## Start
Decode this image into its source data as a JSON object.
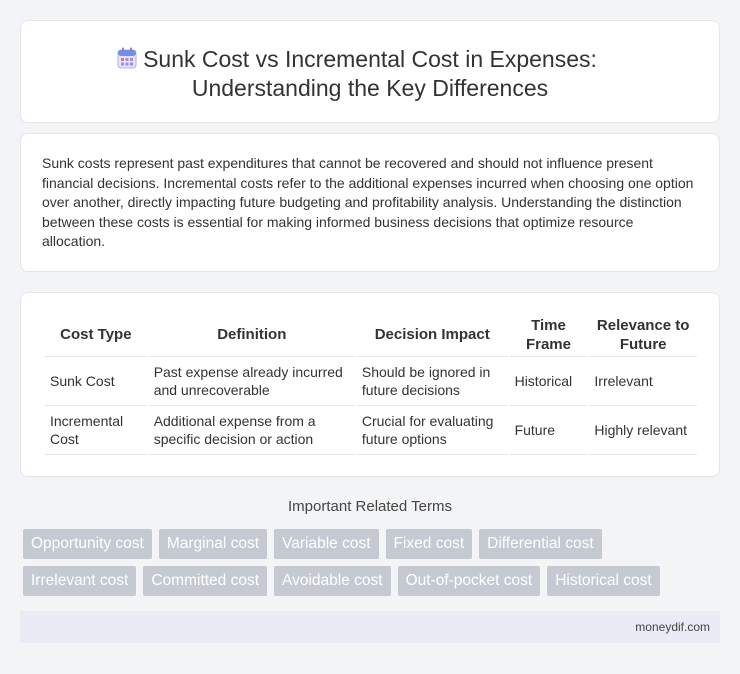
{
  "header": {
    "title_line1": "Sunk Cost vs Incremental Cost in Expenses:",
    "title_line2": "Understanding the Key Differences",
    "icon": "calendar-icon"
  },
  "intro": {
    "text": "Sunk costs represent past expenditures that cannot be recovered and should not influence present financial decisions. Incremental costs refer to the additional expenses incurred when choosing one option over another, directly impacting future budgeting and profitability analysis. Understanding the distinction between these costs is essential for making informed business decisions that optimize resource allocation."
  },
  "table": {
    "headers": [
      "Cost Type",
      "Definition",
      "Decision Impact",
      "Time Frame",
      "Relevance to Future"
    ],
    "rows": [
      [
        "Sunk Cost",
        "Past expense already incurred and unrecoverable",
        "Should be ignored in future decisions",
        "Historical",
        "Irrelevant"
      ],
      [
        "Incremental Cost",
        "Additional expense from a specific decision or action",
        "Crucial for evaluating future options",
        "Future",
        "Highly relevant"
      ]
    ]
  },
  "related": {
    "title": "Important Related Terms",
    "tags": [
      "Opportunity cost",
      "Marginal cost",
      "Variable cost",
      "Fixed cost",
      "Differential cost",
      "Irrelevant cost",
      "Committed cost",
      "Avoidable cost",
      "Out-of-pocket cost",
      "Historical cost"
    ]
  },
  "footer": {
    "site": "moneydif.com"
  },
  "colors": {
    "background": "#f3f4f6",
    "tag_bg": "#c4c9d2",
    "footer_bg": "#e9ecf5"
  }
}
## End
**Work instructions**
Retype each record exactly as it stands, but do not include the pictures.

**Result**
Decode this image into its source data as a JSON object.
{
  "header": {
    "title_line1": "Sunk Cost vs Incremental Cost in Expenses:",
    "title_line2": "Understanding the Key Differences",
    "icon": "calendar-icon"
  },
  "intro": {
    "text": "Sunk costs represent past expenditures that cannot be recovered and should not influence present financial decisions. Incremental costs refer to the additional expenses incurred when choosing one option over another, directly impacting future budgeting and profitability analysis. Understanding the distinction between these costs is essential for making informed business decisions that optimize resource allocation."
  },
  "table": {
    "headers": [
      "Cost Type",
      "Definition",
      "Decision Impact",
      "Time Frame",
      "Relevance to Future"
    ],
    "rows": [
      [
        "Sunk Cost",
        "Past expense already incurred and unrecoverable",
        "Should be ignored in future decisions",
        "Historical",
        "Irrelevant"
      ],
      [
        "Incremental Cost",
        "Additional expense from a specific decision or action",
        "Crucial for evaluating future options",
        "Future",
        "Highly relevant"
      ]
    ]
  },
  "related": {
    "title": "Important Related Terms",
    "tags": [
      "Opportunity cost",
      "Marginal cost",
      "Variable cost",
      "Fixed cost",
      "Differential cost",
      "Irrelevant cost",
      "Committed cost",
      "Avoidable cost",
      "Out-of-pocket cost",
      "Historical cost"
    ]
  },
  "footer": {
    "site": "moneydif.com"
  },
  "colors": {
    "background": "#f3f4f6",
    "tag_bg": "#c4c9d2",
    "footer_bg": "#e9ecf5"
  }
}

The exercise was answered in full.